What is expected: Copy each line containing the word "SANJAYA" from the records that follow, please.

————————

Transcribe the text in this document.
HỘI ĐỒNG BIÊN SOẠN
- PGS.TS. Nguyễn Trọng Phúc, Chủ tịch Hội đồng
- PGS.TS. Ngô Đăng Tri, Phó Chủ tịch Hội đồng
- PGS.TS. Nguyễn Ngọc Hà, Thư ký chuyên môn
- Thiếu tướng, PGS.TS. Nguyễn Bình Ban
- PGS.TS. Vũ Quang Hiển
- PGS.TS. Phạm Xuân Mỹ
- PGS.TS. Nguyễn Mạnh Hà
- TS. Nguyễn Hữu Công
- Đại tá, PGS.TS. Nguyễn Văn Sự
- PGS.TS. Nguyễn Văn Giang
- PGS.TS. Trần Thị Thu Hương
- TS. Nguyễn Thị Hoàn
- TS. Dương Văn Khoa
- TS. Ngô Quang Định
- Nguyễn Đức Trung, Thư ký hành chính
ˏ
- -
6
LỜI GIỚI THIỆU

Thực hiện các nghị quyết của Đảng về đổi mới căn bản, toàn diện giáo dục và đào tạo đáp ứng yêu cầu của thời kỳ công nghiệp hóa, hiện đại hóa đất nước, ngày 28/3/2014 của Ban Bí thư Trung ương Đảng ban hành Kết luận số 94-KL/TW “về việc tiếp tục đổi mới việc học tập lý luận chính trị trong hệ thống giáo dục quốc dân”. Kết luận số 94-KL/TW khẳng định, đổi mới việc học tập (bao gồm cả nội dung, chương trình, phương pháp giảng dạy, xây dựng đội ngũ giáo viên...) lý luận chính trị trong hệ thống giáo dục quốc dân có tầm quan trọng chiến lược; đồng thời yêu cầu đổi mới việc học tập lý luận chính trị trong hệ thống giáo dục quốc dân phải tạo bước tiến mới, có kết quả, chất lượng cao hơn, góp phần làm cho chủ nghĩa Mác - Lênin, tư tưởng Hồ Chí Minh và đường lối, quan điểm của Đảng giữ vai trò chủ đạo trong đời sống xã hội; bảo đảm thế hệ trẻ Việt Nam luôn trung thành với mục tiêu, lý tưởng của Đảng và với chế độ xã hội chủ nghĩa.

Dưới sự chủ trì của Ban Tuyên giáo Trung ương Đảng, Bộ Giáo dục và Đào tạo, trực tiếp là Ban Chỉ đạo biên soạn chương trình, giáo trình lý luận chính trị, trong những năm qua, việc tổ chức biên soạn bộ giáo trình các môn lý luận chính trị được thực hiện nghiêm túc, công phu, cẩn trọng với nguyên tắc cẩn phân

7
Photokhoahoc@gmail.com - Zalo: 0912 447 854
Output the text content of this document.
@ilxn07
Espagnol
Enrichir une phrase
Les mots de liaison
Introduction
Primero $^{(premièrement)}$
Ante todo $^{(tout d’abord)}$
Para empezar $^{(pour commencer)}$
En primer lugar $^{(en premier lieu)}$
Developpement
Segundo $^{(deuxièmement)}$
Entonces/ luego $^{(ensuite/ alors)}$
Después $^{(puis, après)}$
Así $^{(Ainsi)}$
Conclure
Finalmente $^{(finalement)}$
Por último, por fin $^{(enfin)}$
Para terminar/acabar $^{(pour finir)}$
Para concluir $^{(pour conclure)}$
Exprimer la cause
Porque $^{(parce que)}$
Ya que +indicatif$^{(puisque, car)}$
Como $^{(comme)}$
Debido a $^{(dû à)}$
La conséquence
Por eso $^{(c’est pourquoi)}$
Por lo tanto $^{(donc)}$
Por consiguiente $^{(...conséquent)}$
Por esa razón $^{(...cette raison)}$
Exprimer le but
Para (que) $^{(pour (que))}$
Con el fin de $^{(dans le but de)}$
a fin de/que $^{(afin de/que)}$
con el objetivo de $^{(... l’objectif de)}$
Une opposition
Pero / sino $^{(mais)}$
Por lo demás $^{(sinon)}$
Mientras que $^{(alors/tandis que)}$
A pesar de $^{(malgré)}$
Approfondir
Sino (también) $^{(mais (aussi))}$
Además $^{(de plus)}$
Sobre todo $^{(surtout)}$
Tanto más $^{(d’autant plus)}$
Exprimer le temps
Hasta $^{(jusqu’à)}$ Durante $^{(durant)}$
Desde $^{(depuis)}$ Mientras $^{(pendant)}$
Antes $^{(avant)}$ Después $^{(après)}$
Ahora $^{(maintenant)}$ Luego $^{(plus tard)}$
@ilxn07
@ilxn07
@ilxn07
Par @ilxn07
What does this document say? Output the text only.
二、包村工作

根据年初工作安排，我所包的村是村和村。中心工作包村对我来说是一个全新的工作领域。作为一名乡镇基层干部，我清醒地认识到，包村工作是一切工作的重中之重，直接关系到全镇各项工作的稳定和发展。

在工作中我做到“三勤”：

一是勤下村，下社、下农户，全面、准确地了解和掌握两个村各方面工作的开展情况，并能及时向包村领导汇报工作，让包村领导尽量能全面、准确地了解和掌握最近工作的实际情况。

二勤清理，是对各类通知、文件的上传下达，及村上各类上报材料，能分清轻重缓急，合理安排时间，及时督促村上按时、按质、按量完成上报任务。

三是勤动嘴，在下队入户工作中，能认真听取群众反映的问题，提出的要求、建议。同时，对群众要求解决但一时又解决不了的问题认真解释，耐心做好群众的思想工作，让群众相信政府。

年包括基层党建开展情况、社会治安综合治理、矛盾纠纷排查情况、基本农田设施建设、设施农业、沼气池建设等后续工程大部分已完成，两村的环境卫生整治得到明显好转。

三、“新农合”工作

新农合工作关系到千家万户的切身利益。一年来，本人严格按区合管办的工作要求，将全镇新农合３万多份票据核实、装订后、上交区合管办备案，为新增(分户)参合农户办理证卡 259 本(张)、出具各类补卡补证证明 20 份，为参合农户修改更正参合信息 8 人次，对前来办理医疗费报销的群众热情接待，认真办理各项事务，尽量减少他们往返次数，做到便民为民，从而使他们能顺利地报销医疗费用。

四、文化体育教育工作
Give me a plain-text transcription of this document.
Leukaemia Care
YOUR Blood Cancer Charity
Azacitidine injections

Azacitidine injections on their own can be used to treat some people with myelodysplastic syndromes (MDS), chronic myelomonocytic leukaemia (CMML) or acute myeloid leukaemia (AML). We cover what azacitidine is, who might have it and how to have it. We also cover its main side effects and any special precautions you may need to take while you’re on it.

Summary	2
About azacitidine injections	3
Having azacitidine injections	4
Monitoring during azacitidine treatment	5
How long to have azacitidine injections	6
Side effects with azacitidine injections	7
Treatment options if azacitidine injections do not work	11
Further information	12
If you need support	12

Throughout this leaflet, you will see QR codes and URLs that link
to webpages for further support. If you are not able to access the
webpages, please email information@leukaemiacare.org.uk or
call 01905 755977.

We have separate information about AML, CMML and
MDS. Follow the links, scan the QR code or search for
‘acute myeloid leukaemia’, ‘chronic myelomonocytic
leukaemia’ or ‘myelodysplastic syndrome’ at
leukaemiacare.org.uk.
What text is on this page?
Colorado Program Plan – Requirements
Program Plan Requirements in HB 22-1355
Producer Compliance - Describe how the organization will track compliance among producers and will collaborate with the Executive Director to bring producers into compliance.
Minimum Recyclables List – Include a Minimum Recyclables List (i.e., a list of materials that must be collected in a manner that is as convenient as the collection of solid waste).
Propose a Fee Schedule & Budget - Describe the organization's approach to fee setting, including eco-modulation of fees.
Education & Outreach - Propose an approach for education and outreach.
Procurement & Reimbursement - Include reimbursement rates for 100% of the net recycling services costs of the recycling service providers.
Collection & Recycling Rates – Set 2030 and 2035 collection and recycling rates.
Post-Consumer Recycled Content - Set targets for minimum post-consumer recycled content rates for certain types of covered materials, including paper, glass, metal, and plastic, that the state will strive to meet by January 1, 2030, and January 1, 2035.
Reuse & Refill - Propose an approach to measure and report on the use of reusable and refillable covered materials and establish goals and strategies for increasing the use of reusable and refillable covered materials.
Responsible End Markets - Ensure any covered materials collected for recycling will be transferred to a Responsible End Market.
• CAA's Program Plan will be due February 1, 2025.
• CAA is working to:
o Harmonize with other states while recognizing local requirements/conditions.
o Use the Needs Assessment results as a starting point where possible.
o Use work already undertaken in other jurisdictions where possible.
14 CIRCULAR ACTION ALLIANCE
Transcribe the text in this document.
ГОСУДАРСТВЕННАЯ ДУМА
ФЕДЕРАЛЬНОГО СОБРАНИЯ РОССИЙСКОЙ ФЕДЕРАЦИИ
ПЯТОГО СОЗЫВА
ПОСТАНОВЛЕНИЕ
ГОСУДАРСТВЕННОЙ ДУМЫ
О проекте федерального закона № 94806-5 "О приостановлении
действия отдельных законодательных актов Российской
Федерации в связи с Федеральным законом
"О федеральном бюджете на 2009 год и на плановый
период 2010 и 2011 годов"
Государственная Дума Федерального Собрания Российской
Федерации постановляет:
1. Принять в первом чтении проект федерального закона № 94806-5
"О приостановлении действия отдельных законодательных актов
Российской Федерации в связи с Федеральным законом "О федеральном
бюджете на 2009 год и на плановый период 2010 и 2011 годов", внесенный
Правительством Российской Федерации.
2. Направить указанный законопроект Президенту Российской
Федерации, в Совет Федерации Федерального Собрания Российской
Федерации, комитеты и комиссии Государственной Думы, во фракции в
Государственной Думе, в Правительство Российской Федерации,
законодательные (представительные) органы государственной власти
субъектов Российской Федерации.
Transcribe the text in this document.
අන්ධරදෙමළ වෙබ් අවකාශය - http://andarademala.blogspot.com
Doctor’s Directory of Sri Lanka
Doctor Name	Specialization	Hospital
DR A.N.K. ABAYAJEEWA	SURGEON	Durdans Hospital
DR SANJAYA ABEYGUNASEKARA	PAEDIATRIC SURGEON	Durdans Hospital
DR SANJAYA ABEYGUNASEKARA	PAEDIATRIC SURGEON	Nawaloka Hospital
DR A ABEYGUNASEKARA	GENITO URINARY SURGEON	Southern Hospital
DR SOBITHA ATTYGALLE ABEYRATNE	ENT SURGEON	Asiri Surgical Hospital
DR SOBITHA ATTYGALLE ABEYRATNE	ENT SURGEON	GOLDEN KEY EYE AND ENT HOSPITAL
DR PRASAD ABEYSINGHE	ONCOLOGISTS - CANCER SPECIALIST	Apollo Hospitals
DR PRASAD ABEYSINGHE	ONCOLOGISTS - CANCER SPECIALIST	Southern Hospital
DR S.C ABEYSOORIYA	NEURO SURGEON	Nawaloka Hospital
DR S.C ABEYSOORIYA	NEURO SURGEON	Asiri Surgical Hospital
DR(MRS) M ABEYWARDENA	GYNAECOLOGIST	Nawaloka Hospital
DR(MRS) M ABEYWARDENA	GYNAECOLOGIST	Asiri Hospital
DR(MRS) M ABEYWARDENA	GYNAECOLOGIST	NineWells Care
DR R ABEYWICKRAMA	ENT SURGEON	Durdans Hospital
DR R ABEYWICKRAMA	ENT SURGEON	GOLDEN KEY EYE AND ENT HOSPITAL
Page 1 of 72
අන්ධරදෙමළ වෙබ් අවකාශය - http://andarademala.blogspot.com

————————

Exercise result:
DR SANJAYA ABEYGUNASEKARA	PAEDIATRIC SURGEON	Durdans Hospital
DR SANJAYA ABEYGUNASEKARA	PAEDIATRIC SURGEON	Nawaloka Hospital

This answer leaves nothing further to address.